TEXTAUSZUG:
......
Geschrieben von Tobias Müller

Bei te.ma veröffentlicht 04.07.2024

te.ma DOI https://doi.org/10.57964/nd6a-ap93

Geschrieben von Tobias Müller
Bei te.ma veröffentlicht 04.07.2024
te.ma DOI https://doi.org/10.57964/nd6a-ap93

Eigentlich geht die Geschichte seit Jahren ungefähr so: Die gute liberale Demokratie ist unter Beschuss. Geschossen wird von den bösen Populist*innen, die als „das Andere“ der liberalen Demokratie angesehen werden und gegen die sie sich verteidigen soll. Philip Manow ist mit dieser Erzählung nicht einverstanden. Für ihn ist der Populismus nicht das Andere der liberalen Demokratie, sondern ihr Gespenst. Solange die Demokratie liberal bleibe, solange werde es populistische Gegenbewegungen geben.
......
DATENAUSZUG:
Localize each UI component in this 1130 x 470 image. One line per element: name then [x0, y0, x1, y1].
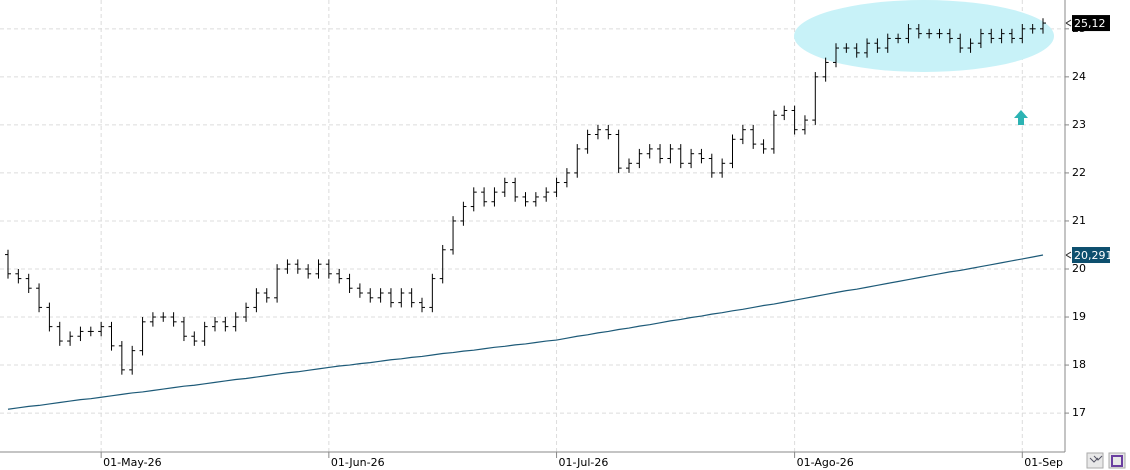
......
AUFGABEN ZUR ÜBUNG:
A – Prüfen Sie für jede der Aussagen (i) bis (iii), ob sie mit dem Textauszug über Populismus und liberale Demokratie übereinstimmt. Antworten Sie jeweils mit Ja oder Nein und zitieren Sie die entscheidende Textstelle wörtlich.
(i) Philip Manow betrachtet den Populismus als das Gespenst der liberalen Demokratie.
(ii) Manow stimmt der Erzählung zu, Populist*innen seien „das Andere“ der liberalen Demokratie.
(iii) Nach Manow verschwinden populistische Gegenbewegungen, solange die Demokratie liberal bleibt.
B – Führen Sie den Textauszug über Populismus und liberale Demokratie im Anschluss an seinen letzten Satz fort.

LÖSUNGEN ZUR ÜBUNG:
A –
(i) Ja: „Für ihn ist der Populismus nicht das Andere der liberalen Demokratie, sondern ihr Gespenst.“
(ii) Nein: „Philip Manow ist mit dieser Erzählung nicht einverstanden.“
(iii) Nein: „Solange die Demokratie liberal bleibe, solange werde es populistische Gegenbewegungen geben.“

B –
Grundlegend für Manows Überlegungen ist seine Forderung, die Demokratie zu historisieren. Statt so zu tun, als hätte sich die Geschichte unweigerlich auf eine spezifische Demokratieform zubewegt, die gegenwärtig als „liberal“ bezeichnet wird, müsse anerkannt werden, dass die liberale Demokratie eben nicht die Demokratie sei, sondern lediglich eine ihrer Spielarten. So werde es möglich, analytisch zwischen Angriffen auf die Demokratie und solchen auf die liberale Ausgestaltung der Demokratie zu unterscheiden.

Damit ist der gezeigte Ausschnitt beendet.